Work instructions – Return the whole listing, keeping every character the same.
◇ ◇ ◇ ◇ ◇ ◇ ◇
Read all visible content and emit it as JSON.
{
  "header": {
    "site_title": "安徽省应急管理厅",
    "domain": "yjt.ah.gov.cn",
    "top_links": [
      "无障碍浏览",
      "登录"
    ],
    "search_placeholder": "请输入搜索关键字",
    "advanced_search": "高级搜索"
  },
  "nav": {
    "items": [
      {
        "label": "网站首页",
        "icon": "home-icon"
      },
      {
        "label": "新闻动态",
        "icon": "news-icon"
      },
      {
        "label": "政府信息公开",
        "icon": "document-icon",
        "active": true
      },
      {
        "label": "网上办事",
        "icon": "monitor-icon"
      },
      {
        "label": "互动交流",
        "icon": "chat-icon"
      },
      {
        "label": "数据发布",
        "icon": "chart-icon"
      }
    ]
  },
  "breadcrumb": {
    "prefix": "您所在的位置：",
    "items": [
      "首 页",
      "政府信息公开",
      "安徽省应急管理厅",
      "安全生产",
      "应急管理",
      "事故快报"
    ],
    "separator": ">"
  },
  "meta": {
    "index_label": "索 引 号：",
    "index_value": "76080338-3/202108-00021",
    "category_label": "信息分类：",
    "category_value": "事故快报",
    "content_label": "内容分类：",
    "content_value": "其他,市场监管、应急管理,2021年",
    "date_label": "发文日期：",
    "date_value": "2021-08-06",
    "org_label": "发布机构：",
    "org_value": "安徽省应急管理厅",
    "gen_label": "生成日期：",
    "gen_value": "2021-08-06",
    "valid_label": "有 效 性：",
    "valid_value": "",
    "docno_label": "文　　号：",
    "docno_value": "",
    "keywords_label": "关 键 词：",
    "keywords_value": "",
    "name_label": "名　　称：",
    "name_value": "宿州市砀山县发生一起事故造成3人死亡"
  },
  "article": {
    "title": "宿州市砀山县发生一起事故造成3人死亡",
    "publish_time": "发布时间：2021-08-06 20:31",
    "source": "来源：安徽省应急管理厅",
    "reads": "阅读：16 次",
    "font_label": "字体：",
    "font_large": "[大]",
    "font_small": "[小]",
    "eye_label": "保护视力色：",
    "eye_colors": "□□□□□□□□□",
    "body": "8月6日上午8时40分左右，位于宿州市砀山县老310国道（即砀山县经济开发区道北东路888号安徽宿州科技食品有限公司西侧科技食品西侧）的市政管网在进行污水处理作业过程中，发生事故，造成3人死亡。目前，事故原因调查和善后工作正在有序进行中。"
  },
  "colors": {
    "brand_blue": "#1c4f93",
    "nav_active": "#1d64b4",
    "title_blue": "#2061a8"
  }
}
◇ ◇ ◇ ◇ ◇ ◇ ◇
Expected answer –
Read all visible content and emit it as JSON.
{
  "header": {
    "site_title": "安徽省应急管理厅",
    "domain": "yjt.ah.gov.cn",
    "top_links": [
      "无障碍浏览",
      "登录"
    ],
    "search_placeholder": "请输入搜索关键字",
    "advanced_search": "高级搜索"
  },
  "nav": {
    "items": [
      {
        "label": "网站首页",
        "icon": "home-icon"
      },
      {
        "label": "新闻动态",
        "icon": "news-icon"
      },
      {
        "label": "政府信息公开",
        "icon": "document-icon",
        "active": true
      },
      {
        "label": "网上办事",
        "icon": "monitor-icon"
      },
      {
        "label": "互动交流",
        "icon": "chat-icon"
      },
      {
        "label": "数据发布",
        "icon": "chart-icon"
      }
    ]
  },
  "breadcrumb": {
    "prefix": "您所在的位置：",
    "items": [
      "首 页",
      "政府信息公开",
      "安徽省应急管理厅",
      "安全生产",
      "应急管理",
      "事故快报"
    ],
    "separator": ">"
  },
  "meta": {
    "index_label": "索 引 号：",
    "index_value": "76080338-3/202108-00021",
    "category_label": "信息分类：",
    "category_value": "事故快报",
    "content_label": "内容分类：",
    "content_value": "其他,市场监管、应急管理,2021年",
    "date_label": "发文日期：",
    "date_value": "2021-08-06",
    "org_label": "发布机构：",
    "org_value": "安徽省应急管理厅",
    "gen_label": "生成日期：",
    "gen_value": "2021-08-06",
    "valid_label": "有 效 性：",
    "valid_value": "",
    "docno_label": "文　　号：",
    "docno_value": "",
    "keywords_label": "关 键 词：",
    "keywords_value": "",
    "name_label": "名　　称：",
    "name_value": "宿州市砀山县发生一起事故造成3人死亡"
  },
  "article": {
    "title": "宿州市砀山县发生一起事故造成3人死亡",
    "publish_time": "发布时间：2021-08-06 20:31",
    "source": "来源：安徽省应急管理厅",
    "reads": "阅读：16 次",
    "font_label": "字体：",
    "font_large": "[大]",
    "font_small": "[小]",
    "eye_label": "保护视力色：",
    "eye_colors": "□□□□□□□□□",
    "body": "8月6日上午8时40分左右，位于宿州市砀山县老310国道（即砀山县经济开发区道北东路888号安徽宿州科技食品有限公司西侧科技食品西侧）的市政管网在进行污水处理作业过程中，发生事故，造成3人死亡。目前，事故原因调查和善后工作正在有序进行中。"
  },
  "colors": {
    "brand_blue": "#1c4f93",
    "nav_active": "#1d64b4",
    "title_blue": "#2061a8"
  }
}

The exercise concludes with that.